* Start *

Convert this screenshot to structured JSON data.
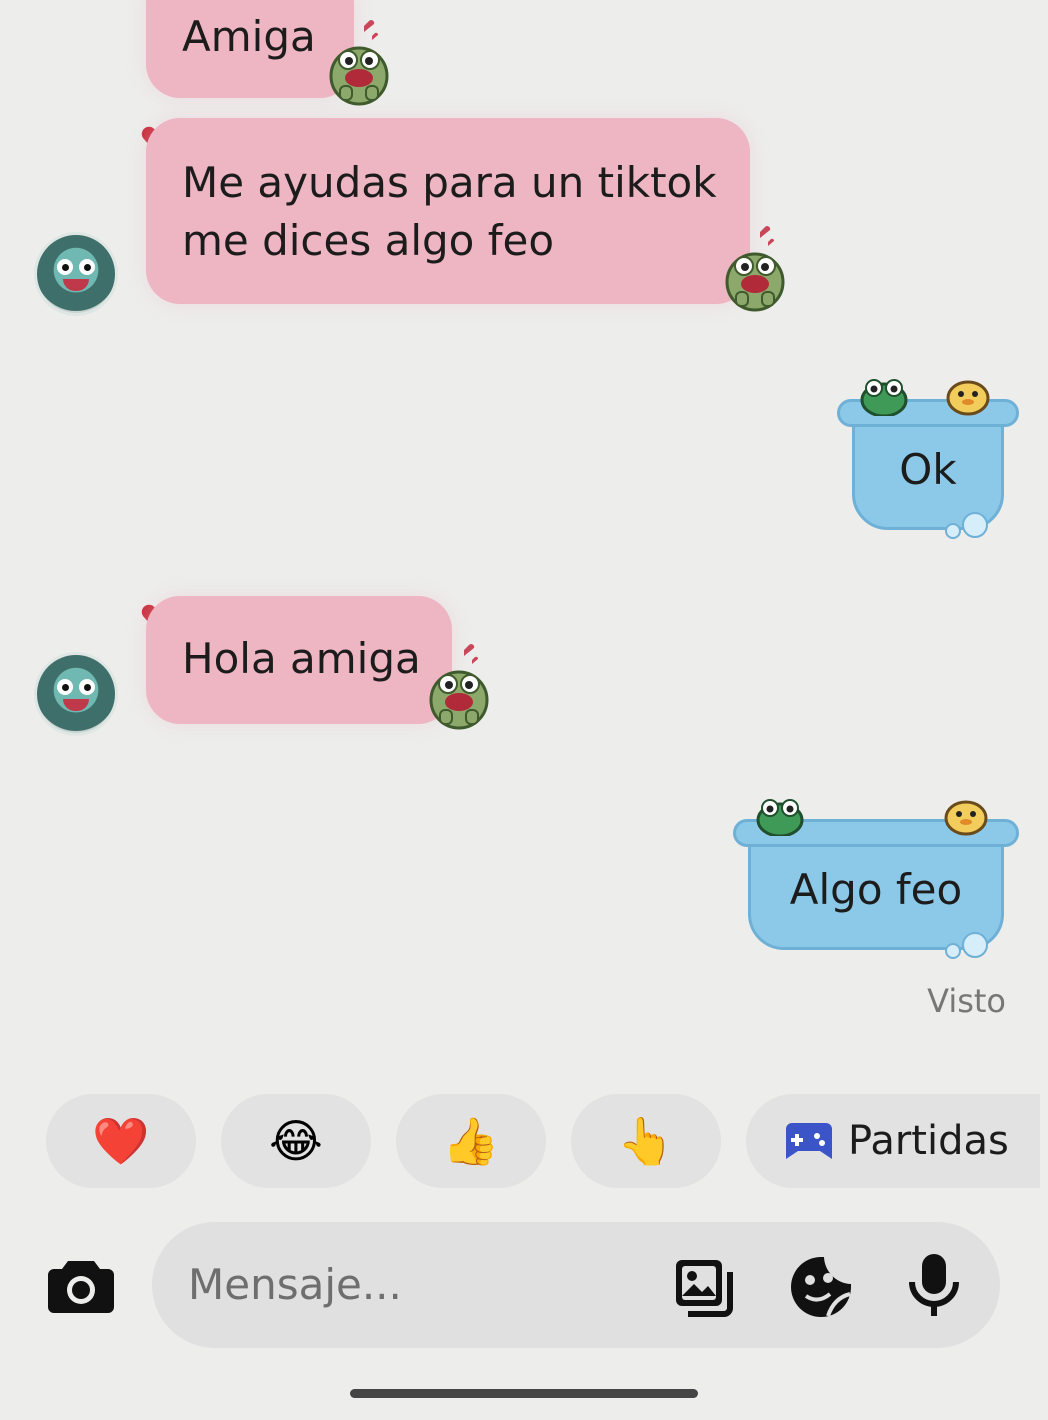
{
  "messages": [
    {
      "id": "m1",
      "direction": "incoming",
      "text": "Amiga"
    },
    {
      "id": "m2",
      "direction": "incoming",
      "line1": "Me ayudas para un tiktok",
      "line2": "me dices algo feo"
    },
    {
      "id": "m3",
      "direction": "outgoing",
      "text": "Ok"
    },
    {
      "id": "m4",
      "direction": "incoming",
      "text": "Hola amiga"
    },
    {
      "id": "m5",
      "direction": "outgoing",
      "text": "Algo feo"
    }
  ],
  "status": {
    "seen": "Visto"
  },
  "quick_reactions": [
    {
      "icon": "red-heart-emoji",
      "glyph": "❤️"
    },
    {
      "icon": "laughing-tears-emoji",
      "glyph": "😂"
    },
    {
      "icon": "thumbs-up-emoji",
      "glyph": "👍"
    },
    {
      "icon": "pointing-hand-emoji",
      "glyph": "👆"
    }
  ],
  "games_chip": {
    "icon": "gamepad-icon",
    "label": "Partidas"
  },
  "composer": {
    "placeholder": "Mensaje...",
    "icons": [
      "camera-icon",
      "gallery-icon",
      "sticker-icon",
      "microphone-icon"
    ]
  },
  "colors": {
    "incoming_bubble": "#eeb6c3",
    "outgoing_bubble": "#8cc9e8",
    "background": "#ededec",
    "games_icon": "#3b55c8"
  }
}
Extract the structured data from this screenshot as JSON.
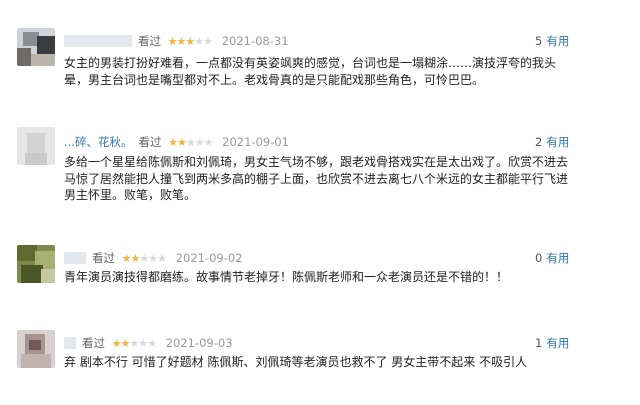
{
  "reviews": [
    {
      "username": "",
      "seen_label": "看过",
      "rating": 3,
      "star_glyph": "★",
      "date": "2021-08-31",
      "votes": "5",
      "useful_label": "有用",
      "text": "女主的男装打扮好难看，一点都没有英姿飒爽的感觉，台词也是一塌糊涂……演技浮夸的我头晕，男主台词也是嘴型都对不上。老戏骨真的是只能配戏那些角色，可怜巴巴。"
    },
    {
      "username": "...碎、花秋。",
      "seen_label": "看过",
      "rating": 2,
      "star_glyph": "★",
      "date": "2021-09-01",
      "votes": "2",
      "useful_label": "有用",
      "text": "多给一个星星给陈佩斯和刘佩琦，男女主气场不够，跟老戏骨搭戏实在是太出戏了。欣赏不进去马惊了居然能把人撞飞到两米多高的棚子上面，也欣赏不进去离七八个米远的女主都能平行飞进男主怀里。败笔，败笔。"
    },
    {
      "username": "",
      "seen_label": "看过",
      "rating": 2,
      "star_glyph": "★",
      "date": "2021-09-02",
      "votes": "0",
      "useful_label": "有用",
      "text": "青年演员演技得都磨练。故事情节老掉牙！陈佩斯老师和一众老演员还是不错的！！"
    },
    {
      "username": "",
      "seen_label": "看过",
      "rating": 2,
      "star_glyph": "★",
      "date": "2021-09-03",
      "votes": "1",
      "useful_label": "有用",
      "text": "弃 剧本不行 可惜了好题材 陈佩斯、刘佩琦等老演员也救不了 男女主带不起来 不吸引人"
    }
  ]
}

* End *

### What the task asks
Extract all lines from the data in which "this" is found.

### Exercise result
Convert this screenshot to structured JSON data.
Extract the structured data from this screenshot as JSON.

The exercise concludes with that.